■ **Assigned task**: Gather from the listing below each line that includes the word "Starch", and copy it.

■ **Data records**:
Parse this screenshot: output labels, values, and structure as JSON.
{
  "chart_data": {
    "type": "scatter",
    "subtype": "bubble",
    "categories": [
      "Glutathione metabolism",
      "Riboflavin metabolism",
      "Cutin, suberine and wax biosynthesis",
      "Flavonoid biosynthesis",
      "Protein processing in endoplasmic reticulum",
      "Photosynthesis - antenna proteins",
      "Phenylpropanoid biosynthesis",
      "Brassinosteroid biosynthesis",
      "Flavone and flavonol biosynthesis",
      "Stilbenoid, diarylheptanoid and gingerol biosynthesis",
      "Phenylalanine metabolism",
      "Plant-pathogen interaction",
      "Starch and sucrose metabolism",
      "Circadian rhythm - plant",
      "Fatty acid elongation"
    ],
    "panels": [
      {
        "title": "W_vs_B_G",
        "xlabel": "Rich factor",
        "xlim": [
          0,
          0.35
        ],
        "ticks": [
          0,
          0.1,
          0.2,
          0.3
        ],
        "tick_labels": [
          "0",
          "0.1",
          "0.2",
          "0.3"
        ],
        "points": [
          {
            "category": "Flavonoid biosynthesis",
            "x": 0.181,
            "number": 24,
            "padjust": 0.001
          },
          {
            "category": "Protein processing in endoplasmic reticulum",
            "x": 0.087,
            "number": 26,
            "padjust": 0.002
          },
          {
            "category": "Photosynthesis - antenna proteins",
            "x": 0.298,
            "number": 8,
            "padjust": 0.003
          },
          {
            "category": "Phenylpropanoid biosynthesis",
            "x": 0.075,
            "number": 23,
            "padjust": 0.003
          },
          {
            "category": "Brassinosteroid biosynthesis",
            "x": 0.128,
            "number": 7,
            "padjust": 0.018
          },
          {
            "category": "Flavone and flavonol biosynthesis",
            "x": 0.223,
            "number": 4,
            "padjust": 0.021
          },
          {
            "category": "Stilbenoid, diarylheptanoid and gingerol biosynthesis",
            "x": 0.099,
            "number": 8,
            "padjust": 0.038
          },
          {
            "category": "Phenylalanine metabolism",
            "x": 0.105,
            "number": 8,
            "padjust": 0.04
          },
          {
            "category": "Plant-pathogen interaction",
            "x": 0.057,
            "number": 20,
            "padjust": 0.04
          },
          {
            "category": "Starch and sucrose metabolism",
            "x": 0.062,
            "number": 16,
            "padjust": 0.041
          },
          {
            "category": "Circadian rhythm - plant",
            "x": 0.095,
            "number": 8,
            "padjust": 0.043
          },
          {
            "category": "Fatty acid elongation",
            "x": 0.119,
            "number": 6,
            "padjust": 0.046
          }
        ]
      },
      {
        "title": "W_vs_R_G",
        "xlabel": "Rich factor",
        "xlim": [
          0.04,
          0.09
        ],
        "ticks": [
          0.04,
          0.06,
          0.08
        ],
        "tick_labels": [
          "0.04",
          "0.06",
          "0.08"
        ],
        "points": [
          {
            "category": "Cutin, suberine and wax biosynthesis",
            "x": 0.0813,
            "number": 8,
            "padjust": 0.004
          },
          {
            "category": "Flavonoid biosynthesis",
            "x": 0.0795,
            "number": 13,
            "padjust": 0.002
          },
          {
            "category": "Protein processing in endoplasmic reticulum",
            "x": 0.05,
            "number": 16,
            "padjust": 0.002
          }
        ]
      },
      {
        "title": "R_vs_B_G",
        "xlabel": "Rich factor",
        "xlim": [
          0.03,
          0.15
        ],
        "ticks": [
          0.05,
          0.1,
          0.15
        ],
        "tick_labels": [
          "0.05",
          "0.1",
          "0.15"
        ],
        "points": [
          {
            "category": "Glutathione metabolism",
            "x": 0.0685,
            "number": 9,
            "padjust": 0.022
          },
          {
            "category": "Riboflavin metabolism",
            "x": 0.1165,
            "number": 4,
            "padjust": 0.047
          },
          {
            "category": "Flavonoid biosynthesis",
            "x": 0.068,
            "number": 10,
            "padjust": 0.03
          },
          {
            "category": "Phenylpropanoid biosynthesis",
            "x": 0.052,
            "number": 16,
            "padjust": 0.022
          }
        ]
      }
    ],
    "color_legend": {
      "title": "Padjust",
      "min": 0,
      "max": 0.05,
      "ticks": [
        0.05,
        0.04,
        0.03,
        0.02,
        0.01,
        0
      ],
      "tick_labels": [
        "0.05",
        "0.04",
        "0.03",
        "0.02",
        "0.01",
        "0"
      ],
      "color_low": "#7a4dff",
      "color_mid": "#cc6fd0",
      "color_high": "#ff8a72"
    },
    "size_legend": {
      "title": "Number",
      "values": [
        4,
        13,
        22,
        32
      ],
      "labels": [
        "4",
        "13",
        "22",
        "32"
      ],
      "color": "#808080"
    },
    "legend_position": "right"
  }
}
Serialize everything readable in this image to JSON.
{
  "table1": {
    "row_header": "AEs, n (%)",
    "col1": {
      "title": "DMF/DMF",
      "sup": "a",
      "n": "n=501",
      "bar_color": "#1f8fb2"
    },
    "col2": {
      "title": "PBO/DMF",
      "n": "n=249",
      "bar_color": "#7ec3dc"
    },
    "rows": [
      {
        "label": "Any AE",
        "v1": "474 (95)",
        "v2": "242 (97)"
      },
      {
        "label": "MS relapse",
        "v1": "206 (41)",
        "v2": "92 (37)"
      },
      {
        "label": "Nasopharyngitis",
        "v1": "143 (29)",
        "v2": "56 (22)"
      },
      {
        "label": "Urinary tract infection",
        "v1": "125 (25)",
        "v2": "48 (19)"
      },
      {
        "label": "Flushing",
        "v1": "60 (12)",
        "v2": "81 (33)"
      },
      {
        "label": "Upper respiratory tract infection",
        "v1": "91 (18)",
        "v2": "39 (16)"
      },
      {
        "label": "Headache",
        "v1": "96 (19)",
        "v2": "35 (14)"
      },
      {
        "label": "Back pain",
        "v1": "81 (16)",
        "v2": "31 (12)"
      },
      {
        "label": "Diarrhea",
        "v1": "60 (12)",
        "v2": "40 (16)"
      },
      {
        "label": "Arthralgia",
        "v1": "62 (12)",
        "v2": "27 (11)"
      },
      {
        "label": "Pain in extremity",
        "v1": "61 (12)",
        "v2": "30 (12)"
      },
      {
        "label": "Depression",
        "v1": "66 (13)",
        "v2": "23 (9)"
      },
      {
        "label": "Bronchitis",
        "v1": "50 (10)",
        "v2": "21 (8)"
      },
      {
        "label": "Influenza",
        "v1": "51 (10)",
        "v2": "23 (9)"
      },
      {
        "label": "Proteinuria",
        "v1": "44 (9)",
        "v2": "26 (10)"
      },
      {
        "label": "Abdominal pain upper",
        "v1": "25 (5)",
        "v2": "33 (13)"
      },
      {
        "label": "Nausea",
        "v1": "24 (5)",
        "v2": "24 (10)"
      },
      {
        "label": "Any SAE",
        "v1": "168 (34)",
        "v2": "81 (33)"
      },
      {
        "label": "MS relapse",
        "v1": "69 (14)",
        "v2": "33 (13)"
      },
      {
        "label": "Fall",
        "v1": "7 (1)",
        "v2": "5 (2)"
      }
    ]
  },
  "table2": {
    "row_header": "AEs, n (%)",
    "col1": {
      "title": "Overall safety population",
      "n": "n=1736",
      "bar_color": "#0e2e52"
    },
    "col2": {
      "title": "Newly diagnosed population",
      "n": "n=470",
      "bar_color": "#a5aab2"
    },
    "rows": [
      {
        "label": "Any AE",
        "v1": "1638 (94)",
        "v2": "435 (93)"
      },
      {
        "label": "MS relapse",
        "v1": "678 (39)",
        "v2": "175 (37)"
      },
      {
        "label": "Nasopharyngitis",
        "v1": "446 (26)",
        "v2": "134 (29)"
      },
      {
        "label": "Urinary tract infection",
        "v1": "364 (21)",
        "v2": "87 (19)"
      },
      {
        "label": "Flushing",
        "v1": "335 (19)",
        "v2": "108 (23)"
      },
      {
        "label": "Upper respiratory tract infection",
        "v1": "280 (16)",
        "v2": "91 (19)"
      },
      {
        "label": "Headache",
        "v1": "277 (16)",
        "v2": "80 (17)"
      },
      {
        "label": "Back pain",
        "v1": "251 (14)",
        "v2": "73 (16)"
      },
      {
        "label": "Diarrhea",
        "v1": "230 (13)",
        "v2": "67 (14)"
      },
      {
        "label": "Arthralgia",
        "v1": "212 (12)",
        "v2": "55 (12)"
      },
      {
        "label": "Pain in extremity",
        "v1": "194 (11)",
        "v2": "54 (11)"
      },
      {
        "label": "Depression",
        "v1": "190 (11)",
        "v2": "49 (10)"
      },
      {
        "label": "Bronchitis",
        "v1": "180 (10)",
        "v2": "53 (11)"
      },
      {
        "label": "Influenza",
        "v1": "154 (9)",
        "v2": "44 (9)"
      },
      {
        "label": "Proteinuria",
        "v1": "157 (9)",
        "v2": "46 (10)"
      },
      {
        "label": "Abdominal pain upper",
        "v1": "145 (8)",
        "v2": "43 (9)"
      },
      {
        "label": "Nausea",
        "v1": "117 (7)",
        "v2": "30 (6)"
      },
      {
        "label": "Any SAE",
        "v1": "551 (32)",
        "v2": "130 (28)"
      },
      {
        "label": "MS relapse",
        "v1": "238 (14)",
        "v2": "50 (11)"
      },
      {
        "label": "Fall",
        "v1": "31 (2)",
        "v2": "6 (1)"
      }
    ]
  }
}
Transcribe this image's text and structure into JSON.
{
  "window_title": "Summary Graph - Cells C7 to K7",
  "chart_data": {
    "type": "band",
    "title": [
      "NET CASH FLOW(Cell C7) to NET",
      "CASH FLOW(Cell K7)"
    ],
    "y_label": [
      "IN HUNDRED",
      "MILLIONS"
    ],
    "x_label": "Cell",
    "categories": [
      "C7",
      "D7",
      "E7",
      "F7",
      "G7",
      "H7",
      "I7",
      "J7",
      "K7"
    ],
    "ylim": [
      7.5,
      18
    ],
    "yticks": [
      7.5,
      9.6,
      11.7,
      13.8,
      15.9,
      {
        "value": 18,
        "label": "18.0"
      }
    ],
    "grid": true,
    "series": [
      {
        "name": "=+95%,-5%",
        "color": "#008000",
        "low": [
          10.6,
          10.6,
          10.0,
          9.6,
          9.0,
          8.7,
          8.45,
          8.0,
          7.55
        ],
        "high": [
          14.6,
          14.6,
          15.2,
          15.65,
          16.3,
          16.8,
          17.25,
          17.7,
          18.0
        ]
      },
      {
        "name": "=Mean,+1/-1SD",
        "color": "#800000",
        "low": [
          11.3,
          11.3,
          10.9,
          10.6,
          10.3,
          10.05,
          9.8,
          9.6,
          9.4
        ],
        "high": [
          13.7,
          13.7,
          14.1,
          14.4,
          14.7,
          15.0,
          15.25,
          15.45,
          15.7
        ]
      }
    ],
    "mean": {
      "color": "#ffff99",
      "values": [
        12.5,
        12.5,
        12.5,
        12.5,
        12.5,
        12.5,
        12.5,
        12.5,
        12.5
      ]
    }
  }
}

■ **Exercise response**:
      "Starch and sucrose metabolism",
            "category": "Starch and sucrose metabolism",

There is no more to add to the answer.